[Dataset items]
-.-.-

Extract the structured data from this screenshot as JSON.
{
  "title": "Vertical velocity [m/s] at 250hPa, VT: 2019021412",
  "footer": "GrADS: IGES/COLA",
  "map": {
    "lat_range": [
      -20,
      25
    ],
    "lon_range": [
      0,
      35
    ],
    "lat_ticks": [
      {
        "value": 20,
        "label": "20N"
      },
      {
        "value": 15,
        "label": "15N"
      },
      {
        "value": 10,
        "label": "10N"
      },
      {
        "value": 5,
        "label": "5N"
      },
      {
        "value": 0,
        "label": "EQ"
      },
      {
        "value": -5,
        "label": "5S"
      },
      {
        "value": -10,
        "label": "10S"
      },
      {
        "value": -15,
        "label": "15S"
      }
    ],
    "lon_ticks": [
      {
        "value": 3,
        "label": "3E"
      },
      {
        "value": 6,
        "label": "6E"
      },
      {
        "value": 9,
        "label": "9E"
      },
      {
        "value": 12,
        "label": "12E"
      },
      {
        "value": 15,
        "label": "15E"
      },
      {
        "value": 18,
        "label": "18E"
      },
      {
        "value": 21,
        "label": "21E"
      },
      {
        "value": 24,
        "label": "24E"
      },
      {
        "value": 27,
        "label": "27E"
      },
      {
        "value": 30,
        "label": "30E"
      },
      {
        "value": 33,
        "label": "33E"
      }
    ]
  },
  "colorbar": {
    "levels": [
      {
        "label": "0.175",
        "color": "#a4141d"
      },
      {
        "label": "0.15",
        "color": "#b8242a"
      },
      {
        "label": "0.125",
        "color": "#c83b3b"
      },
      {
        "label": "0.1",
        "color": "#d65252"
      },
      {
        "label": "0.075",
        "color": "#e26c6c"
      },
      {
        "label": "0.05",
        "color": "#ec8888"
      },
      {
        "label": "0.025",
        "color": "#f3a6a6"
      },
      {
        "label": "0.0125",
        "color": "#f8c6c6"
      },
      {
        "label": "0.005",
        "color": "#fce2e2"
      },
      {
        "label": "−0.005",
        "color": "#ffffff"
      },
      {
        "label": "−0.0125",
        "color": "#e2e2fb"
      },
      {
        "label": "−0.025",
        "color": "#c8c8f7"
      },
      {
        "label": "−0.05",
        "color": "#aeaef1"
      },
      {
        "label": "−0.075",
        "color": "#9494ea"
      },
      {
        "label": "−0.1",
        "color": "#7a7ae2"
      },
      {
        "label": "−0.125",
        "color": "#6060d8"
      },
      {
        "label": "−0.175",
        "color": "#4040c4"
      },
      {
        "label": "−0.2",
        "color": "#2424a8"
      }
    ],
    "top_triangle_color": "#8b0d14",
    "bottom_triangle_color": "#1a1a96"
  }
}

-.-.-

• Do this:
Each entry above is to be set down again in exactly the same words.

• Solution below:
Extract the structured data from this screenshot as JSON.
{
  "title": "Vertical velocity [m/s] at 250hPa, VT: 2019021412",
  "footer": "GrADS: IGES/COLA",
  "map": {
    "lat_range": [
      -20,
      25
    ],
    "lon_range": [
      0,
      35
    ],
    "lat_ticks": [
      {
        "value": 20,
        "label": "20N"
      },
      {
        "value": 15,
        "label": "15N"
      },
      {
        "value": 10,
        "label": "10N"
      },
      {
        "value": 5,
        "label": "5N"
      },
      {
        "value": 0,
        "label": "EQ"
      },
      {
        "value": -5,
        "label": "5S"
      },
      {
        "value": -10,
        "label": "10S"
      },
      {
        "value": -15,
        "label": "15S"
      }
    ],
    "lon_ticks": [
      {
        "value": 3,
        "label": "3E"
      },
      {
        "value": 6,
        "label": "6E"
      },
      {
        "value": 9,
        "label": "9E"
      },
      {
        "value": 12,
        "label": "12E"
      },
      {
        "value": 15,
        "label": "15E"
      },
      {
        "value": 18,
        "label": "18E"
      },
      {
        "value": 21,
        "label": "21E"
      },
      {
        "value": 24,
        "label": "24E"
      },
      {
        "value": 27,
        "label": "27E"
      },
      {
        "value": 30,
        "label": "30E"
      },
      {
        "value": 33,
        "label": "33E"
      }
    ]
  },
  "colorbar": {
    "levels": [
      {
        "label": "0.175",
        "color": "#a4141d"
      },
      {
        "label": "0.15",
        "color": "#b8242a"
      },
      {
        "label": "0.125",
        "color": "#c83b3b"
      },
      {
        "label": "0.1",
        "color": "#d65252"
      },
      {
        "label": "0.075",
        "color": "#e26c6c"
      },
      {
        "label": "0.05",
        "color": "#ec8888"
      },
      {
        "label": "0.025",
        "color": "#f3a6a6"
      },
      {
        "label": "0.0125",
        "color": "#f8c6c6"
      },
      {
        "label": "0.005",
        "color": "#fce2e2"
      },
      {
        "label": "−0.005",
        "color": "#ffffff"
      },
      {
        "label": "−0.0125",
        "color": "#e2e2fb"
      },
      {
        "label": "−0.025",
        "color": "#c8c8f7"
      },
      {
        "label": "−0.05",
        "color": "#aeaef1"
      },
      {
        "label": "−0.075",
        "color": "#9494ea"
      },
      {
        "label": "−0.1",
        "color": "#7a7ae2"
      },
      {
        "label": "−0.125",
        "color": "#6060d8"
      },
      {
        "label": "−0.175",
        "color": "#4040c4"
      },
      {
        "label": "−0.2",
        "color": "#2424a8"
      }
    ],
    "top_triangle_color": "#8b0d14",
    "bottom_triangle_color": "#1a1a96"
  }
}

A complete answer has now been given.